**Written exercise**
The data must be returned in full and exactly as given.
== Records to use ==
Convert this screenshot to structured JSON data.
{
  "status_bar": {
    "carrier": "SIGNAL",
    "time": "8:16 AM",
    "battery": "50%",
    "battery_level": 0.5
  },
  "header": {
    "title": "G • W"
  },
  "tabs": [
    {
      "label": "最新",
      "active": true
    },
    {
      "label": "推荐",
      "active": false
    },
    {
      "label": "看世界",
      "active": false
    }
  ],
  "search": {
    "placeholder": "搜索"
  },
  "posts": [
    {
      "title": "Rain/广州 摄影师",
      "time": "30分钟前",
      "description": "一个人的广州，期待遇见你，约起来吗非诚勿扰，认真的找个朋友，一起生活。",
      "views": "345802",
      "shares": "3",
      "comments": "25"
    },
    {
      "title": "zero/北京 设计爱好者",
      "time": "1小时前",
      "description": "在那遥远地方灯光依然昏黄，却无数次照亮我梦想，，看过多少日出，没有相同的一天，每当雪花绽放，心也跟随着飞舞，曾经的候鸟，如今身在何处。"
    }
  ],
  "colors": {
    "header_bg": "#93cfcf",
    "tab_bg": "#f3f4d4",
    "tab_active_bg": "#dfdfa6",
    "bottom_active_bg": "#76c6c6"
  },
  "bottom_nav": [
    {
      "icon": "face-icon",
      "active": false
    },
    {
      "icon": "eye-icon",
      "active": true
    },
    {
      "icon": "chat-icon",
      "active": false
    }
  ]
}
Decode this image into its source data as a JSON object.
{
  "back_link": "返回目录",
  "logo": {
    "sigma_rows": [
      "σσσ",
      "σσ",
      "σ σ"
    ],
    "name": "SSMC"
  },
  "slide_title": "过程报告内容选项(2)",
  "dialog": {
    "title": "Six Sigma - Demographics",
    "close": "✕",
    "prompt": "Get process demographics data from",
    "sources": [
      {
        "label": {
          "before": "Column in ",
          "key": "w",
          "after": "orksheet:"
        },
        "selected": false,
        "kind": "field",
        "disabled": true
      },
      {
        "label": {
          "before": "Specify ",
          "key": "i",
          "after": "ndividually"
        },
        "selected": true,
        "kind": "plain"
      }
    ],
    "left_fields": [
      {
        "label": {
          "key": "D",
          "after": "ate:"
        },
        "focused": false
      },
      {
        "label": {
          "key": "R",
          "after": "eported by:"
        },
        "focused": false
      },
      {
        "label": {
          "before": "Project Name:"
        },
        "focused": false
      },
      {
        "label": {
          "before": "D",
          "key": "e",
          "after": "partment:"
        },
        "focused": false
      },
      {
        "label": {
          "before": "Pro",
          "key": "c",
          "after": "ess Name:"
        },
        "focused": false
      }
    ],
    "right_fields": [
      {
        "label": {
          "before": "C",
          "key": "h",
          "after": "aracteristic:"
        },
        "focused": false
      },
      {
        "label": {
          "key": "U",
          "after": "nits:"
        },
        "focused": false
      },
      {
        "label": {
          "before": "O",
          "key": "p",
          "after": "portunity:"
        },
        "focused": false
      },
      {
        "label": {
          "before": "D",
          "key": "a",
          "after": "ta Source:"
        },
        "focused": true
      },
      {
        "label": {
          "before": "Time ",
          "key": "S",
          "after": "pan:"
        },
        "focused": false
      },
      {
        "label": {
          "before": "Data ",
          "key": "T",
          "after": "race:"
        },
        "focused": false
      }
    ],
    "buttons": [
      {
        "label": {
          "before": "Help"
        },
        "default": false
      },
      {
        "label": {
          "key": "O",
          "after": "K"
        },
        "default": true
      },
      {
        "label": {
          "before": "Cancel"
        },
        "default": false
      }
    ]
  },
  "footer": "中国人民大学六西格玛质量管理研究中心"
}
===
**Task output**
Convert this screenshot to structured JSON data.
{
  "status_bar": {
    "carrier": "SIGNAL",
    "time": "8:16 AM",
    "battery": "50%",
    "battery_level": 0.5
  },
  "header": {
    "title": "G • W"
  },
  "tabs": [
    {
      "label": "最新",
      "active": true
    },
    {
      "label": "推荐",
      "active": false
    },
    {
      "label": "看世界",
      "active": false
    }
  ],
  "search": {
    "placeholder": "搜索"
  },
  "posts": [
    {
      "title": "Rain/广州 摄影师",
      "time": "30分钟前",
      "description": "一个人的广州，期待遇见你，约起来吗非诚勿扰，认真的找个朋友，一起生活。",
      "views": "345802",
      "shares": "3",
      "comments": "25"
    },
    {
      "title": "zero/北京 设计爱好者",
      "time": "1小时前",
      "description": "在那遥远地方灯光依然昏黄，却无数次照亮我梦想，，看过多少日出，没有相同的一天，每当雪花绽放，心也跟随着飞舞，曾经的候鸟，如今身在何处。"
    }
  ],
  "colors": {
    "header_bg": "#93cfcf",
    "tab_bg": "#f3f4d4",
    "tab_active_bg": "#dfdfa6",
    "bottom_active_bg": "#76c6c6"
  },
  "bottom_nav": [
    {
      "icon": "face-icon",
      "active": false
    },
    {
      "icon": "eye-icon",
      "active": true
    },
    {
      "icon": "chat-icon",
      "active": false
    }
  ]
}
Decode this image into its source data as a JSON object.
{
  "back_link": "返回目录",
  "logo": {
    "sigma_rows": [
      "σσσ",
      "σσ",
      "σ σ"
    ],
    "name": "SSMC"
  },
  "slide_title": "过程报告内容选项(2)",
  "dialog": {
    "title": "Six Sigma - Demographics",
    "close": "✕",
    "prompt": "Get process demographics data from",
    "sources": [
      {
        "label": {
          "before": "Column in ",
          "key": "w",
          "after": "orksheet:"
        },
        "selected": false,
        "kind": "field",
        "disabled": true
      },
      {
        "label": {
          "before": "Specify ",
          "key": "i",
          "after": "ndividually"
        },
        "selected": true,
        "kind": "plain"
      }
    ],
    "left_fields": [
      {
        "label": {
          "key": "D",
          "after": "ate:"
        },
        "focused": false
      },
      {
        "label": {
          "key": "R",
          "after": "eported by:"
        },
        "focused": false
      },
      {
        "label": {
          "before": "Project Name:"
        },
        "focused": false
      },
      {
        "label": {
          "before": "D",
          "key": "e",
          "after": "partment:"
        },
        "focused": false
      },
      {
        "label": {
          "before": "Pro",
          "key": "c",
          "after": "ess Name:"
        },
        "focused": false
      }
    ],
    "right_fields": [
      {
        "label": {
          "before": "C",
          "key": "h",
          "after": "aracteristic:"
        },
        "focused": false
      },
      {
        "label": {
          "key": "U",
          "after": "nits:"
        },
        "focused": false
      },
      {
        "label": {
          "before": "O",
          "key": "p",
          "after": "portunity:"
        },
        "focused": false
      },
      {
        "label": {
          "before": "D",
          "key": "a",
          "after": "ta Source:"
        },
        "focused": true
      },
      {
        "label": {
          "before": "Time ",
          "key": "S",
          "after": "pan:"
        },
        "focused": false
      },
      {
        "label": {
          "before": "Data ",
          "key": "T",
          "after": "race:"
        },
        "focused": false
      }
    ],
    "buttons": [
      {
        "label": {
          "before": "Help"
        },
        "default": false
      },
      {
        "label": {
          "key": "O",
          "after": "K"
        },
        "default": true
      },
      {
        "label": {
          "before": "Cancel"
        },
        "default": false
      }
    ]
  },
  "footer": "中国人民大学六西格玛质量管理研究中心"
}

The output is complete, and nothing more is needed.